*Work required:*
Locate the word "九江学院" in the data below, then copy every line that holds it.

*Excerpted records:*

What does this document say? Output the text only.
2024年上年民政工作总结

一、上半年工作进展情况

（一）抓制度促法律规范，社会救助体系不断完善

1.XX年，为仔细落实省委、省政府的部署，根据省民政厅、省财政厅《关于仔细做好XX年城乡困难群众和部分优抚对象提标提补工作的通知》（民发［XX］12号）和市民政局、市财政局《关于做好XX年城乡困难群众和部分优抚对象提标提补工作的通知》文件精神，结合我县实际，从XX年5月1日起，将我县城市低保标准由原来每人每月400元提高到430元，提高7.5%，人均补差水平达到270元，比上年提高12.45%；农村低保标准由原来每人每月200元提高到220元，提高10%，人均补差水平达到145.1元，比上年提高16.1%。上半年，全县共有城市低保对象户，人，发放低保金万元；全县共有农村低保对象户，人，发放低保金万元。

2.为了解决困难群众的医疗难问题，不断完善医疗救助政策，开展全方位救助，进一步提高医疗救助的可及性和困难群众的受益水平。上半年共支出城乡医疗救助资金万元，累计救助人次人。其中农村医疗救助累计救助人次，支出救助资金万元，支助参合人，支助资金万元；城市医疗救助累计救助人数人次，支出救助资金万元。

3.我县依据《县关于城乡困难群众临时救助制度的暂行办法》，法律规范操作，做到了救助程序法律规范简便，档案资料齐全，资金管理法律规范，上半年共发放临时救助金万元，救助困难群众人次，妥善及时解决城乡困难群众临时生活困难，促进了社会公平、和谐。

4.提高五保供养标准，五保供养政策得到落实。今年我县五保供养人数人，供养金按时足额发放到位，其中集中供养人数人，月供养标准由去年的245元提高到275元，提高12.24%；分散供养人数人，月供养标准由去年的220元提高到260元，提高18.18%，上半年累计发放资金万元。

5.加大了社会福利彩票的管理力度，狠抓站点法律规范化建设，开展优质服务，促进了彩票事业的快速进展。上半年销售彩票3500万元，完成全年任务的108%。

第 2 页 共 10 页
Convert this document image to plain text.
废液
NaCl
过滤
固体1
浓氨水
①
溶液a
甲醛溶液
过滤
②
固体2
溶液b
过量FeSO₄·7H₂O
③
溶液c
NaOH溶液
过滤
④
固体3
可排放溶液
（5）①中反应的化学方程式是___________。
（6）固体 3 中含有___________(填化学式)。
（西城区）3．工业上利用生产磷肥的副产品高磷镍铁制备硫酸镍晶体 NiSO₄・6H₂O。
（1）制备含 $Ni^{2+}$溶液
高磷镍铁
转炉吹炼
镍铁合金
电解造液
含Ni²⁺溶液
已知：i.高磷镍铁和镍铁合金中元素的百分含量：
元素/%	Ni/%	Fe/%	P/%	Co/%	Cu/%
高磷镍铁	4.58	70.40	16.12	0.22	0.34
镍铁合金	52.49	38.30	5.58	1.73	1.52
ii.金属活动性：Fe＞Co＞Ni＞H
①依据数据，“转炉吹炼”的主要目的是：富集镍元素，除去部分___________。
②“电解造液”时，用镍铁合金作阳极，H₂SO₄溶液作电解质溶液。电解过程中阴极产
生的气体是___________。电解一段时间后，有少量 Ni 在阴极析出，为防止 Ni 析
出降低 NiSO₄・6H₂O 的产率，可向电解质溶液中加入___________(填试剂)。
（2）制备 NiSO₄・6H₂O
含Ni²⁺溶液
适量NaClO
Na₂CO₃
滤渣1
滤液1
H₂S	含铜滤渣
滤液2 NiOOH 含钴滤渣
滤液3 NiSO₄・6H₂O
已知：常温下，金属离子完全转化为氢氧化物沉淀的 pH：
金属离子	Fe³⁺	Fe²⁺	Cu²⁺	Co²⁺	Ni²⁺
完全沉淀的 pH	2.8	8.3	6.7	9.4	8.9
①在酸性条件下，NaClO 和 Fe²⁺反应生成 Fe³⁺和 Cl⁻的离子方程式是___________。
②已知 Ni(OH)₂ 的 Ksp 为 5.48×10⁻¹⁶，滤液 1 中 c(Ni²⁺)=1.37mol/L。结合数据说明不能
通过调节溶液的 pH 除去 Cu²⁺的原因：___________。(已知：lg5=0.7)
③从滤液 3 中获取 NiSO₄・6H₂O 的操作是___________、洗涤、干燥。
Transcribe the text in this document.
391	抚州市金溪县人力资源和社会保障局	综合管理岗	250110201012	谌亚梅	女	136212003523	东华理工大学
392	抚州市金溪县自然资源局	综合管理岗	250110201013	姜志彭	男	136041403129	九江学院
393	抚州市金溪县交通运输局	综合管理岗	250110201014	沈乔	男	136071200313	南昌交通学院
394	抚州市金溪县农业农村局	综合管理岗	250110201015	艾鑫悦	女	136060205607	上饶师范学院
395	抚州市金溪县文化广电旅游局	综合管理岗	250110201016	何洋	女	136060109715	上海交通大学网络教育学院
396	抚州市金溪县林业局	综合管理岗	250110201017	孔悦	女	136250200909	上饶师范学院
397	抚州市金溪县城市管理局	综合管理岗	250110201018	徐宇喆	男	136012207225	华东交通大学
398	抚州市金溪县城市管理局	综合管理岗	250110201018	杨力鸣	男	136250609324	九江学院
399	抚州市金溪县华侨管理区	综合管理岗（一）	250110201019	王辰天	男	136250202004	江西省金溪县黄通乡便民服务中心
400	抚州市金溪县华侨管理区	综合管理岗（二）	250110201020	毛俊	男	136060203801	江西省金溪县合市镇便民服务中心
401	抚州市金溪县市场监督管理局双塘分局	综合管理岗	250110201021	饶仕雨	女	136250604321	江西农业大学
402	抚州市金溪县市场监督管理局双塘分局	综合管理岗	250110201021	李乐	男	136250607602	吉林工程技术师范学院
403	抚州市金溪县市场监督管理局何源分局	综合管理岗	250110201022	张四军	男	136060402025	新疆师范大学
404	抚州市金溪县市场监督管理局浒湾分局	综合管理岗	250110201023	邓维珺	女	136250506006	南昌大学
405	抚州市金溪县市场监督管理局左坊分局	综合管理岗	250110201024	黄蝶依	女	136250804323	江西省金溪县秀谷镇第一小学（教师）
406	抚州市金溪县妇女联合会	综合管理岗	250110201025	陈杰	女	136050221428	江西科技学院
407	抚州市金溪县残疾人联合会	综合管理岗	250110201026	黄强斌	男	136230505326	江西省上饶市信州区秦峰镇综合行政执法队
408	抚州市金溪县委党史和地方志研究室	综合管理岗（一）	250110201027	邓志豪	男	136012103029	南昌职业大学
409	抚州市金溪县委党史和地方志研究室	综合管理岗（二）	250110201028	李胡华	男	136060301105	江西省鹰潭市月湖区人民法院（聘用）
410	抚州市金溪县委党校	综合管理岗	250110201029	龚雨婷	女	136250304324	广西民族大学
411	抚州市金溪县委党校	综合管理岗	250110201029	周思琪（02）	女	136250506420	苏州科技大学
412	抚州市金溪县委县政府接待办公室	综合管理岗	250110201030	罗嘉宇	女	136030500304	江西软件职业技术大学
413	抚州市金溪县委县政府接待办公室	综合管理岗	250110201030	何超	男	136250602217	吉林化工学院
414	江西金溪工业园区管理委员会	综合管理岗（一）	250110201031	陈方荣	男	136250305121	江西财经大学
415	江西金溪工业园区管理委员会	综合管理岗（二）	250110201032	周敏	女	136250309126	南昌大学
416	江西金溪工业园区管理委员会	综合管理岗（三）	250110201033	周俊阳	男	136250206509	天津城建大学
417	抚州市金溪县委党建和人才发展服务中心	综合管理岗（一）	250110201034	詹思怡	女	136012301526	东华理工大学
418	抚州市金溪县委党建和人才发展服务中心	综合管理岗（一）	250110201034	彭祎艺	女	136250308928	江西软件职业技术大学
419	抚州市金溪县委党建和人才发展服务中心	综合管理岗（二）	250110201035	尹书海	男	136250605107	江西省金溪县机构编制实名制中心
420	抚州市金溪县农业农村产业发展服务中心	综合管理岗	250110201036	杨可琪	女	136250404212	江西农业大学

*Correct answer:*
392	抚州市金溪县自然资源局	综合管理岗	250110201013	姜志彭	男	136041403129	九江学院
398	抚州市金溪县城市管理局	综合管理岗	250110201018	杨力鸣	男	136250609324	九江学院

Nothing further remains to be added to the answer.